→ Exercise brief: Please copy every line of the records below that holds the word "Februar".

──────── Material ────────

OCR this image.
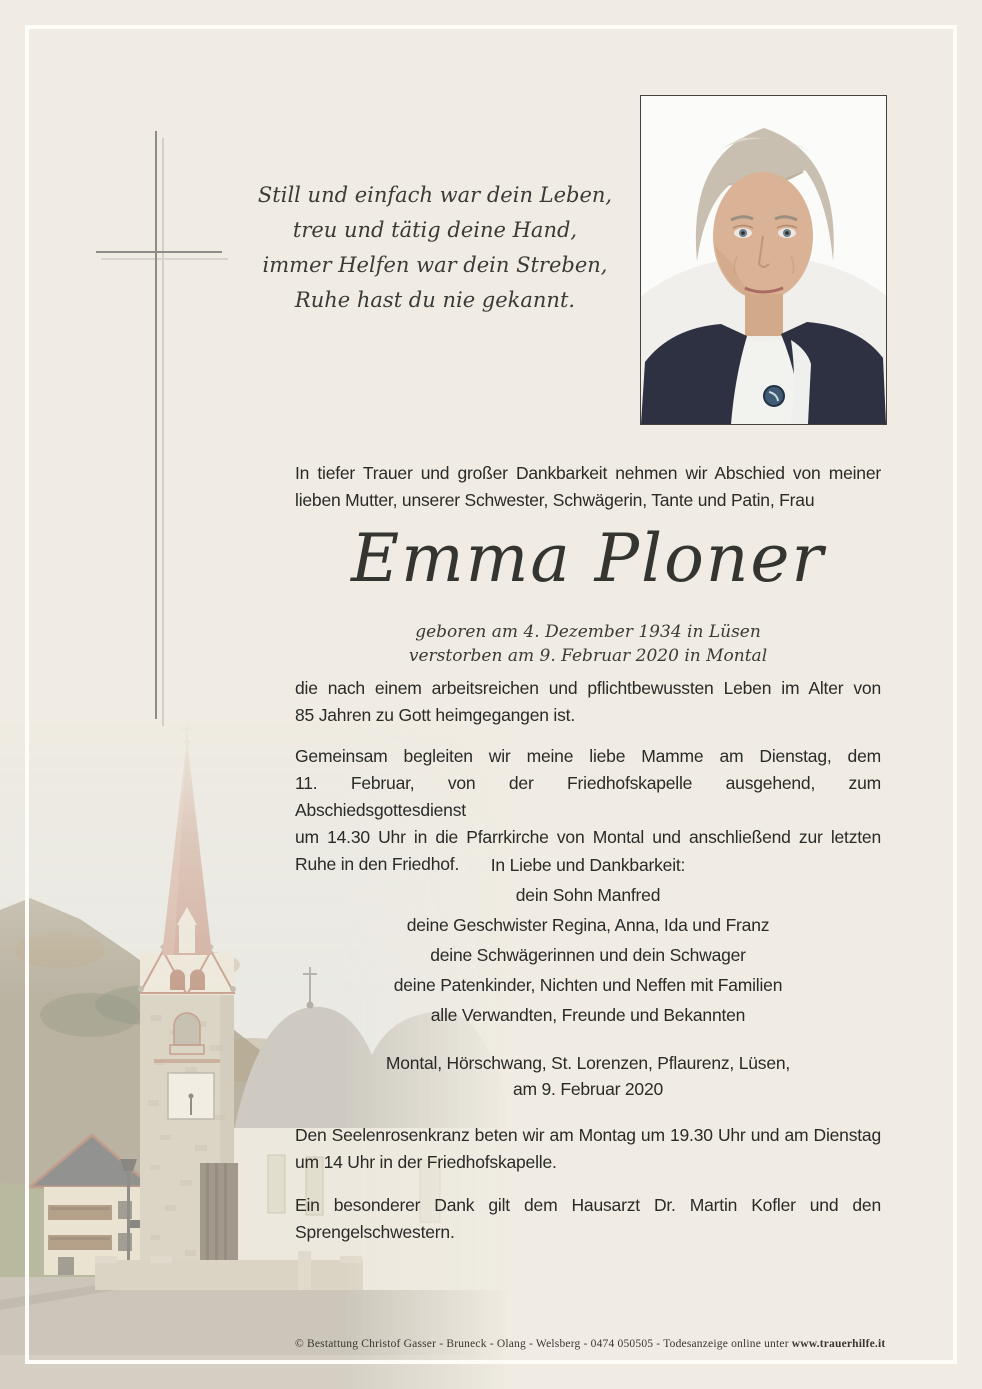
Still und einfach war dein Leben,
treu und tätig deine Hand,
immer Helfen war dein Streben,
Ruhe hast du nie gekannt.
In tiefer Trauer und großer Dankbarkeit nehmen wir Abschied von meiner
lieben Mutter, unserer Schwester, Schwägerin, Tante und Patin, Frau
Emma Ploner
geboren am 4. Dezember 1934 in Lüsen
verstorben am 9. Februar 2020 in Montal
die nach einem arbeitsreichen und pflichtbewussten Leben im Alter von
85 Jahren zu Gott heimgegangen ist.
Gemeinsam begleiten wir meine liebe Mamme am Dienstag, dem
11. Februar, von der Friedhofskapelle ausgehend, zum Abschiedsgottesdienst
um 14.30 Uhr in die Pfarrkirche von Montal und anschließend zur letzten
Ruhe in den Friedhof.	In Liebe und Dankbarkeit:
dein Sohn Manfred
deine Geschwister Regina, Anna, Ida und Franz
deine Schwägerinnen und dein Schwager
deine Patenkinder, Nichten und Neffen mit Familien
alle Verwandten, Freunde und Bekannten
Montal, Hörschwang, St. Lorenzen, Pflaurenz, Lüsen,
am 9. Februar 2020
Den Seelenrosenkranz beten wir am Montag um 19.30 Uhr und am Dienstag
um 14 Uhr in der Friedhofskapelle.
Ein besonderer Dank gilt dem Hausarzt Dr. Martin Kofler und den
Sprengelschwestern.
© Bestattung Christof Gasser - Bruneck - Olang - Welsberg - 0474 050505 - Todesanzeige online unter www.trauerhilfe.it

────────

→ The result:
verstorben am 9. Februar 2020 in Montal
11. Februar, von der Friedhofskapelle ausgehend, zum Abschiedsgottesdienst
am 9. Februar 2020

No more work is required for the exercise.